The input>

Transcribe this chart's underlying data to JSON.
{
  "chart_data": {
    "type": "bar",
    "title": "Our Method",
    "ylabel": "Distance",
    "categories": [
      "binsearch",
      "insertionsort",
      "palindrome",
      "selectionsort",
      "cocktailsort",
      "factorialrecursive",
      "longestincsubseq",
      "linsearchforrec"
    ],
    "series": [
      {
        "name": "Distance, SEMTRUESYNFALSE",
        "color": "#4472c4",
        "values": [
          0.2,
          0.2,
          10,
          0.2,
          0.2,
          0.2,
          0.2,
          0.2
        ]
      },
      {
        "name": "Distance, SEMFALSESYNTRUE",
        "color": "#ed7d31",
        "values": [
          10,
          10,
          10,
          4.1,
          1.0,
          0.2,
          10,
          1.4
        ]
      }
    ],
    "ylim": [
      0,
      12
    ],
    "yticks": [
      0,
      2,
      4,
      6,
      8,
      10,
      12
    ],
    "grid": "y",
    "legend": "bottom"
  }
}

--

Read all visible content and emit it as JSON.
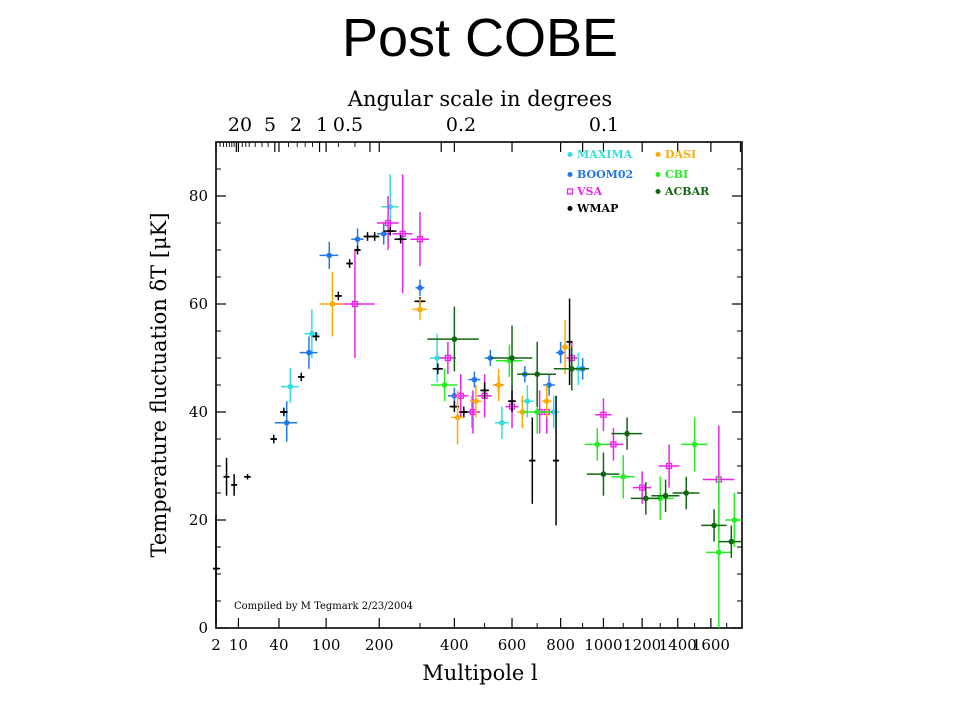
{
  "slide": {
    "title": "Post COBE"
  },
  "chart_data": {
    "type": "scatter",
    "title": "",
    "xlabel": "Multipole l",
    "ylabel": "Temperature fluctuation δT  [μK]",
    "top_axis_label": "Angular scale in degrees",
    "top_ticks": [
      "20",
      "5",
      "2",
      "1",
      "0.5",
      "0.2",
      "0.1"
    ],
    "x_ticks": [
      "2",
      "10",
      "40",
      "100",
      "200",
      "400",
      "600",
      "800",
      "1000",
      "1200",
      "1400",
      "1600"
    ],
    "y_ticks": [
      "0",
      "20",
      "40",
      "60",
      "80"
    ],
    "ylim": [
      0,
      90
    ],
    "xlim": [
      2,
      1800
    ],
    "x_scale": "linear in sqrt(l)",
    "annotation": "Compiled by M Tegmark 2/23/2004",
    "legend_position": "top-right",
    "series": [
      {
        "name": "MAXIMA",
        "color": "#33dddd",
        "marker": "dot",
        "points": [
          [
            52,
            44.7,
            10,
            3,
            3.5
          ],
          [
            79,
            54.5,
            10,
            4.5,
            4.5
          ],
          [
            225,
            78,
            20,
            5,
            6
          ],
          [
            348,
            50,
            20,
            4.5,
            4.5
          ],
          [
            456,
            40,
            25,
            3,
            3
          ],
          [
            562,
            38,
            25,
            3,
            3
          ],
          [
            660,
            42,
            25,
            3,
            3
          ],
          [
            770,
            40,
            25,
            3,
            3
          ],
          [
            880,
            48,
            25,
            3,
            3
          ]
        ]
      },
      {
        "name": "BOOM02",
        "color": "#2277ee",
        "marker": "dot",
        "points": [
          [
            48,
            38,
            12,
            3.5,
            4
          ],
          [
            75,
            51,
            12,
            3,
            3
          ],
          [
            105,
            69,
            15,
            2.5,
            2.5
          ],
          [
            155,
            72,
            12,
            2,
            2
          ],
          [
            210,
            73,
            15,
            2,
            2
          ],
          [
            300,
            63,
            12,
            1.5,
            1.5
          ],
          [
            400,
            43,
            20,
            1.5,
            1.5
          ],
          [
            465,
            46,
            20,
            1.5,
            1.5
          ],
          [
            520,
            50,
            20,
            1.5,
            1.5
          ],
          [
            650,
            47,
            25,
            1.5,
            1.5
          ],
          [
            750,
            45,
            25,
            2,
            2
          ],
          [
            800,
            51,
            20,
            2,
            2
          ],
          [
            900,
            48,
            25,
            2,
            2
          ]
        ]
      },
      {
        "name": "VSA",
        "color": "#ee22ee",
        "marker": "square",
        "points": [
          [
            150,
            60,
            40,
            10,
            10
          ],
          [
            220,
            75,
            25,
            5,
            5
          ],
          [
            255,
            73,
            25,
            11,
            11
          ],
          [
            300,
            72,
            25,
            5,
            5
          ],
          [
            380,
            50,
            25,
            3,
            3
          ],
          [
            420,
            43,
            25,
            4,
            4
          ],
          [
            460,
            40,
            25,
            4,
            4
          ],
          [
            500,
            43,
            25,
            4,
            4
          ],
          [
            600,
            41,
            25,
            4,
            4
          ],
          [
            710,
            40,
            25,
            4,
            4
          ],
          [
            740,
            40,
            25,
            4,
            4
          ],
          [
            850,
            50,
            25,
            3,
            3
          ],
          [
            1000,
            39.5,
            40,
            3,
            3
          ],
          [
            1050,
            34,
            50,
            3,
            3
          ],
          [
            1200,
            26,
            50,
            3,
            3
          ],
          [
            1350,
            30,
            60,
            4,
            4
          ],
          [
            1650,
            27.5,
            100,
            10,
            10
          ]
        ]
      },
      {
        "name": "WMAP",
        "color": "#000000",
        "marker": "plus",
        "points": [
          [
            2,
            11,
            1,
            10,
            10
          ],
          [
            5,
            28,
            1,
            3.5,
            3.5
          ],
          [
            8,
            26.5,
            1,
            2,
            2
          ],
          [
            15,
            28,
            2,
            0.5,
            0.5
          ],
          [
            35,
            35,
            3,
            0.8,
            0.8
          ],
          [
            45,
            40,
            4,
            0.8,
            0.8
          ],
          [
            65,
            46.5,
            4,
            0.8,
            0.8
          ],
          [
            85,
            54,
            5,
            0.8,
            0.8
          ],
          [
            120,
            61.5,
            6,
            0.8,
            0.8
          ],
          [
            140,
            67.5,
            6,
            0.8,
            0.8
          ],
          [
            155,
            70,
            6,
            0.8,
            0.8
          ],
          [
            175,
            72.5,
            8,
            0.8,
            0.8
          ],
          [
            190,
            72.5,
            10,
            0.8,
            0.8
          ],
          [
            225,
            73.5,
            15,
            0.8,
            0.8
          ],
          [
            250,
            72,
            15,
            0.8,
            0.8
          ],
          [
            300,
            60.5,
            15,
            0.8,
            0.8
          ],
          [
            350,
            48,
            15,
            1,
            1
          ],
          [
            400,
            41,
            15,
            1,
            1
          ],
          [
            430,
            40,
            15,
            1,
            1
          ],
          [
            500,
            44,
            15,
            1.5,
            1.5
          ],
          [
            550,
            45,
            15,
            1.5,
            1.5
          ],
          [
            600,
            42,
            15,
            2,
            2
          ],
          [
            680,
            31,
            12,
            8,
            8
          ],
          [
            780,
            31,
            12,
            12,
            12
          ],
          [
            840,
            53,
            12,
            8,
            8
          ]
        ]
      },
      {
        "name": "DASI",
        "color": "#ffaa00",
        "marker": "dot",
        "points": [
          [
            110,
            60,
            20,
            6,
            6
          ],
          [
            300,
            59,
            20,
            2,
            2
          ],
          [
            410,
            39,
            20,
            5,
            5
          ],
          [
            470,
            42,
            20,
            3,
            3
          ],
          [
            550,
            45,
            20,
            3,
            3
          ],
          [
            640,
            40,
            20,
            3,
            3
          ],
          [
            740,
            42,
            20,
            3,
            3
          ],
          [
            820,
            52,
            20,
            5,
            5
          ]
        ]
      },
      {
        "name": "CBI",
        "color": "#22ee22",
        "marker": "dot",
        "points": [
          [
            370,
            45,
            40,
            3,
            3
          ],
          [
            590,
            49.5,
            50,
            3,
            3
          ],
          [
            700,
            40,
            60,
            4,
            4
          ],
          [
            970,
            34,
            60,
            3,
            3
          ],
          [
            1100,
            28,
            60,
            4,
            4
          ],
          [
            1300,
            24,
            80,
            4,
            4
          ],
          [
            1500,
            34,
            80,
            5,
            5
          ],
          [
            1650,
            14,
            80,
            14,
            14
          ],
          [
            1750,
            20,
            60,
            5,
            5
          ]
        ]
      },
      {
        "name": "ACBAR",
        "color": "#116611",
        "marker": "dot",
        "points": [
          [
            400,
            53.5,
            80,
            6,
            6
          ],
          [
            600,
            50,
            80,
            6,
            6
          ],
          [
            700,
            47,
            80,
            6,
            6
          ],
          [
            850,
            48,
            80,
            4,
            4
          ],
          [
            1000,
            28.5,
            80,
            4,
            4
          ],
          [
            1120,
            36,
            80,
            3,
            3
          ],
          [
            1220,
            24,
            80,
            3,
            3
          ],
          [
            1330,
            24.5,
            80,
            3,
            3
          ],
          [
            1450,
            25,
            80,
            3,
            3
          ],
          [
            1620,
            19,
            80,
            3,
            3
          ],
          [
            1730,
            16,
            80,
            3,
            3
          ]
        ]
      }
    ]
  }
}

Problem statement> Determine the number of lines containing "name". Write only that number.

Finished answer> 9